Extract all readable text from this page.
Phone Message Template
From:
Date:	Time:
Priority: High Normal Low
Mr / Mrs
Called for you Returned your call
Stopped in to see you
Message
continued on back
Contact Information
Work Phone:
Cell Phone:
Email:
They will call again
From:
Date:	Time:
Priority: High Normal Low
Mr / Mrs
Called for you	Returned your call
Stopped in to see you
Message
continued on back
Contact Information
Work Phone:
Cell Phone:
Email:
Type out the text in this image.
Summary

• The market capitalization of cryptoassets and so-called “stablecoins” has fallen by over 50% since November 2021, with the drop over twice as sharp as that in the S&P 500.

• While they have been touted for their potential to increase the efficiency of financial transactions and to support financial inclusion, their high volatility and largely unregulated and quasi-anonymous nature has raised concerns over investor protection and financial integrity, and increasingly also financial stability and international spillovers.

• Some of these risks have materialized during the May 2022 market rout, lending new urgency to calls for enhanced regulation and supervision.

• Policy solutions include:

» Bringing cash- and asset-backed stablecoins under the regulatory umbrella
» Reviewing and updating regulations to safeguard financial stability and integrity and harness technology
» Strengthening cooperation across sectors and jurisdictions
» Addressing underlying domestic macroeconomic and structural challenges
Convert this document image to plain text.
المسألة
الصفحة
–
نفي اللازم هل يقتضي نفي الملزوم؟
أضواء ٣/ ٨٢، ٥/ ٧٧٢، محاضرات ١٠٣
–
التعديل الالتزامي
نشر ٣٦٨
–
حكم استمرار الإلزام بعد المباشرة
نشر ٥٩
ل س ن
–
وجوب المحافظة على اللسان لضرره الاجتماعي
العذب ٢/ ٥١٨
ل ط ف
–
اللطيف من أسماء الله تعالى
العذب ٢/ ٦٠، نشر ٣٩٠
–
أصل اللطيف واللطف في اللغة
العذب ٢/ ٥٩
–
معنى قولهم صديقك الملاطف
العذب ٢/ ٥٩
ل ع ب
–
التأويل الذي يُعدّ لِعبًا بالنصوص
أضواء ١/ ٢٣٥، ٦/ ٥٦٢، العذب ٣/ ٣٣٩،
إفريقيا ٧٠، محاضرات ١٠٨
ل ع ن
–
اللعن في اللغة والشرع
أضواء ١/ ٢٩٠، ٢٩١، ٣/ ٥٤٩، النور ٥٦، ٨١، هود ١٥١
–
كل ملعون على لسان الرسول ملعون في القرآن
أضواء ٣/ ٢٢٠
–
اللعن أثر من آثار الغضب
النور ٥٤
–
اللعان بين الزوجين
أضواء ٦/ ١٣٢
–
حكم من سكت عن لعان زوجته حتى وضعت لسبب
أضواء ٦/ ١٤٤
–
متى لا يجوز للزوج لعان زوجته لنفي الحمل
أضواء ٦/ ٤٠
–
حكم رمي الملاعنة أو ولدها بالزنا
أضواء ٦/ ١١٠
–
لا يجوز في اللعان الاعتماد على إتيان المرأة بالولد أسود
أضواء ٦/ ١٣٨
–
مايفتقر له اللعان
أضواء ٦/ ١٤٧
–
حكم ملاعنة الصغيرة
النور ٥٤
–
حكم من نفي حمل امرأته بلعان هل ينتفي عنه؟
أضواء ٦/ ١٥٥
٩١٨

§ Exercise aim
Return all of the above records exactly, leaving no line out.

§ Worked answer
Extract all readable text from this page.
Phone Message Template
From:
Date:	Time:
Priority: High Normal Low
Mr / Mrs
Called for you Returned your call
Stopped in to see you
Message
continued on back
Contact Information
Work Phone:
Cell Phone:
Email:
They will call again
From:
Date:	Time:
Priority: High Normal Low
Mr / Mrs
Called for you	Returned your call
Stopped in to see you
Message
continued on back
Contact Information
Work Phone:
Cell Phone:
Email:
Type out the text in this image.
Summary

• The market capitalization of cryptoassets and so-called “stablecoins” has fallen by over 50% since November 2021, with the drop over twice as sharp as that in the S&P 500.

• While they have been touted for their potential to increase the efficiency of financial transactions and to support financial inclusion, their high volatility and largely unregulated and quasi-anonymous nature has raised concerns over investor protection and financial integrity, and increasingly also financial stability and international spillovers.

• Some of these risks have materialized during the May 2022 market rout, lending new urgency to calls for enhanced regulation and supervision.

• Policy solutions include:

» Bringing cash- and asset-backed stablecoins under the regulatory umbrella
» Reviewing and updating regulations to safeguard financial stability and integrity and harness technology
» Strengthening cooperation across sectors and jurisdictions
» Addressing underlying domestic macroeconomic and structural challenges
Convert this document image to plain text.
المسألة
الصفحة
–
نفي اللازم هل يقتضي نفي الملزوم؟
أضواء ٣/ ٨٢، ٥/ ٧٧٢، محاضرات ١٠٣
–
التعديل الالتزامي
نشر ٣٦٨
–
حكم استمرار الإلزام بعد المباشرة
نشر ٥٩
ل س ن
–
وجوب المحافظة على اللسان لضرره الاجتماعي
العذب ٢/ ٥١٨
ل ط ف
–
اللطيف من أسماء الله تعالى
العذب ٢/ ٦٠، نشر ٣٩٠
–
أصل اللطيف واللطف في اللغة
العذب ٢/ ٥٩
–
معنى قولهم صديقك الملاطف
العذب ٢/ ٥٩
ل ع ب
–
التأويل الذي يُعدّ لِعبًا بالنصوص
أضواء ١/ ٢٣٥، ٦/ ٥٦٢، العذب ٣/ ٣٣٩،
إفريقيا ٧٠، محاضرات ١٠٨
ل ع ن
–
اللعن في اللغة والشرع
أضواء ١/ ٢٩٠، ٢٩١، ٣/ ٥٤٩، النور ٥٦، ٨١، هود ١٥١
–
كل ملعون على لسان الرسول ملعون في القرآن
أضواء ٣/ ٢٢٠
–
اللعن أثر من آثار الغضب
النور ٥٤
–
اللعان بين الزوجين
أضواء ٦/ ١٣٢
–
حكم من سكت عن لعان زوجته حتى وضعت لسبب
أضواء ٦/ ١٤٤
–
متى لا يجوز للزوج لعان زوجته لنفي الحمل
أضواء ٦/ ٤٠
–
حكم رمي الملاعنة أو ولدها بالزنا
أضواء ٦/ ١١٠
–
لا يجوز في اللعان الاعتماد على إتيان المرأة بالولد أسود
أضواء ٦/ ١٣٨
–
مايفتقر له اللعان
أضواء ٦/ ١٤٧
–
حكم ملاعنة الصغيرة
النور ٥٤
–
حكم من نفي حمل امرأته بلعان هل ينتفي عنه؟
أضواء ٦/ ١٥٥
٩١٨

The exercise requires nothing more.